_EXERCISE OBJECTIVE_.
Substitute "locations" for "positions" in the part of the items that opens with the line containing "Extract all elements" and closes with the line containing "Text: O: O <box>113 187 123 200</box>", changing nothing else, and give only those lines. Omit the pictures.

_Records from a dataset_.
— start —

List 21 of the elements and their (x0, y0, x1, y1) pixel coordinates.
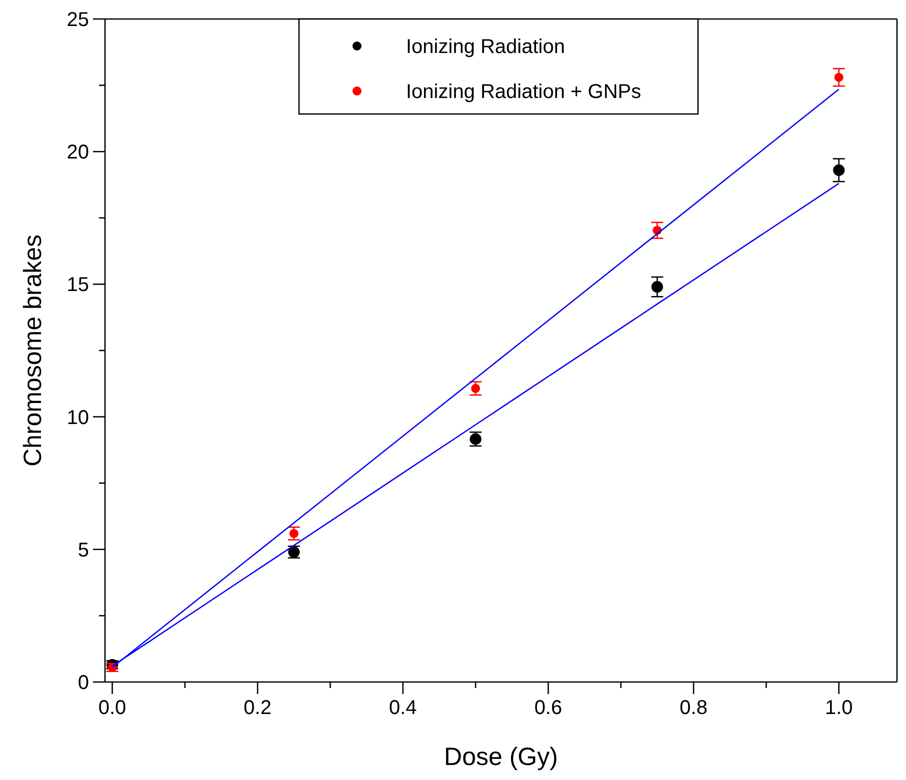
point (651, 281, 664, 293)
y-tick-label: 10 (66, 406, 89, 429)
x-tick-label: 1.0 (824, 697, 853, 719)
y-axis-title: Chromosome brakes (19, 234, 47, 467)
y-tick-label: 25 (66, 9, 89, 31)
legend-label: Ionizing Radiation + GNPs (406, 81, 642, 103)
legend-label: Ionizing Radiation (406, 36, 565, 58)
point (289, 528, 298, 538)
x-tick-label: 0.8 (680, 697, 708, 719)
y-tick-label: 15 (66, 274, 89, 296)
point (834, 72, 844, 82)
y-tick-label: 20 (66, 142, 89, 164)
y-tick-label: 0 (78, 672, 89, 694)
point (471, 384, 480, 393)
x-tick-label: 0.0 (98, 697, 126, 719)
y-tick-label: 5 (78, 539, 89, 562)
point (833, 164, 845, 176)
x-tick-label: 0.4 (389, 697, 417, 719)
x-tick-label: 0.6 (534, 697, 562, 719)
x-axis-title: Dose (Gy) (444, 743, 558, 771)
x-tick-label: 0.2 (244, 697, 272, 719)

— end —
— start —

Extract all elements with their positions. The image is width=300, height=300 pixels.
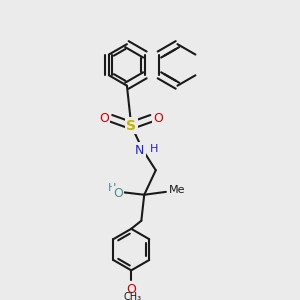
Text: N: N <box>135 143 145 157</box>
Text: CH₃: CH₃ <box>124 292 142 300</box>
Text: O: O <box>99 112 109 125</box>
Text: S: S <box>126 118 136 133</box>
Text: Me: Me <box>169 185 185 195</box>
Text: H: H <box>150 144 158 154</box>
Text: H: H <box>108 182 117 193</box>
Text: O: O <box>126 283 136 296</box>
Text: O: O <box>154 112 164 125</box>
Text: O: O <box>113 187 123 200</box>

— end —

_IN RESPONSE_.
Extract all elements with their locations. The image is width=300, height=300 pixels.
Text: N: N <box>135 143 145 157</box>
Text: CH₃: CH₃ <box>124 292 142 300</box>
Text: O: O <box>99 112 109 125</box>
Text: S: S <box>126 118 136 133</box>
Text: Me: Me <box>169 185 185 195</box>
Text: H: H <box>150 144 158 154</box>
Text: H: H <box>108 182 117 193</box>
Text: O: O <box>126 283 136 296</box>
Text: O: O <box>154 112 164 125</box>
Text: O: O <box>113 187 123 200</box>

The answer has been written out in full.